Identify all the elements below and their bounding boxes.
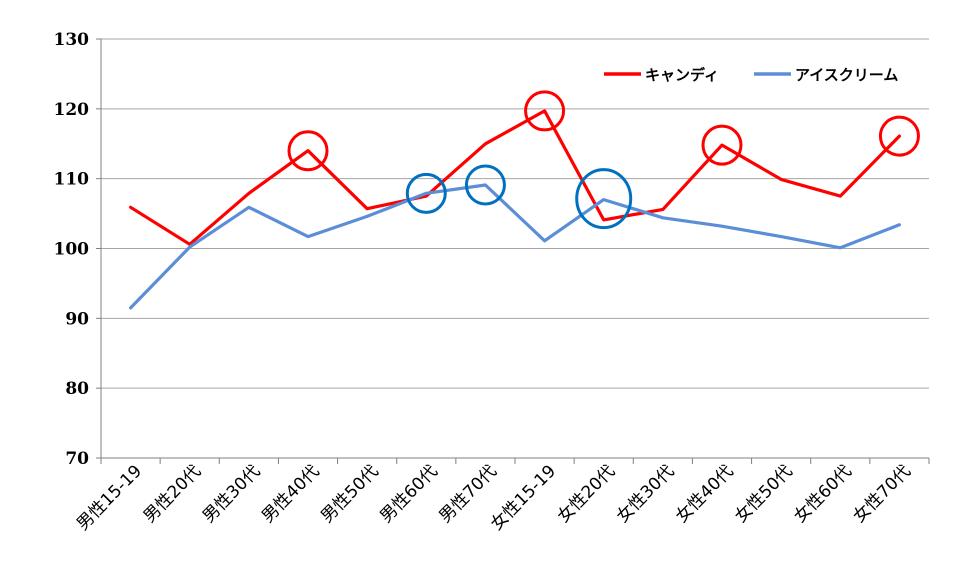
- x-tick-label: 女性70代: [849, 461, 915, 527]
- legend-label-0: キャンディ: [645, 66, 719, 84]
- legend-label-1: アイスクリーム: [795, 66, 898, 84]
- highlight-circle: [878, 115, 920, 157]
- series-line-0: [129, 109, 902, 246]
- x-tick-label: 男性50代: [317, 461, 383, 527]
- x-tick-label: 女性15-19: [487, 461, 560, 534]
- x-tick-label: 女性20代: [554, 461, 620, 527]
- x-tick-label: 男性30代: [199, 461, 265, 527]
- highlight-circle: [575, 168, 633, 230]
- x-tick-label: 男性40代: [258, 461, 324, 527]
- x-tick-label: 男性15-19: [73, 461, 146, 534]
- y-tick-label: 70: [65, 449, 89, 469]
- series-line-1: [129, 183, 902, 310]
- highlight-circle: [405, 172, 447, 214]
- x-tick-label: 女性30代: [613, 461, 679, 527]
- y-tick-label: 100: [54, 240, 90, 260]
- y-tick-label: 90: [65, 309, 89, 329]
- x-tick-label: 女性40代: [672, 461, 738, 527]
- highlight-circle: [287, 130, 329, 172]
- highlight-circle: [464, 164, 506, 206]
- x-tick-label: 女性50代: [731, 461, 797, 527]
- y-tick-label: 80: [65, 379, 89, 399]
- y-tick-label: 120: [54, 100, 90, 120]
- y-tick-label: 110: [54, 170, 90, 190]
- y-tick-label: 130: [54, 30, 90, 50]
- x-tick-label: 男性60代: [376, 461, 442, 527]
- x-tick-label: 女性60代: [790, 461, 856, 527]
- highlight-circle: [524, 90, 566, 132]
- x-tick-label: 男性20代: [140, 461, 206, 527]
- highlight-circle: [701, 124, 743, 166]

#####

▶ **EXERCISE PROMPT**: Rewrite the records above as a JSON list of strings, one string per line, leaving out blank lines and the picture.

▶ **CORRECT RESULT**:
[
  "Identify all the elements below and their bounding boxes.",
  "- x-tick-label: 女性70代: [849, 461, 915, 527]",
  "- legend-label-0: キャンディ: [645, 66, 719, 84]",
  "- legend-label-1: アイスクリーム: [795, 66, 898, 84]",
  "- highlight-circle: [878, 115, 920, 157]",
  "- series-line-0: [129, 109, 902, 246]",
  "- x-tick-label: 男性50代: [317, 461, 383, 527]",
  "- x-tick-label: 女性15-19: [487, 461, 560, 534]",
  "- x-tick-label: 女性20代: [554, 461, 620, 527]",
  "- x-tick-label: 男性30代: [199, 461, 265, 527]",
  "- highlight-circle: [575, 168, 633, 230]",
  "- x-tick-label: 男性40代: [258, 461, 324, 527]",
  "- x-tick-label: 男性15-19: [73, 461, 146, 534]",
  "- y-tick-label: 70: [65, 449, 89, 469]",
  "- series-line-1: [129, 183, 902, 310]",
  "- highlight-circle: [405, 172, 447, 214]",
  "- x-tick-label: 女性30代: [613, 461, 679, 527]",
  "- y-tick-label: 100: [54, 240, 90, 260]",
  "- y-tick-label: 90: [65, 309, 89, 329]",
  "- x-tick-label: 女性40代: [672, 461, 738, 527]",
  "- highlight-circle: [287, 130, 329, 172]",
  "- highlight-circle: [464, 164, 506, 206]",
  "- x-tick-label: 女性50代: [731, 461, 797, 527]",
  "- y-tick-label: 80: [65, 379, 89, 399]",
  "- y-tick-label: 120: [54, 100, 90, 120]",
  "- y-tick-label: 110: [54, 170, 90, 190]",
  "- y-tick-label: 130: [54, 30, 90, 50]",
  "- x-tick-label: 男性60代: [376, 461, 442, 527]",
  "- x-tick-label: 女性60代: [790, 461, 856, 527]",
  "- highlight-circle: [524, 90, 566, 132]",
  "- x-tick-label: 男性20代: [140, 461, 206, 527]",
  "- highlight-circle: [701, 124, 743, 166]"
]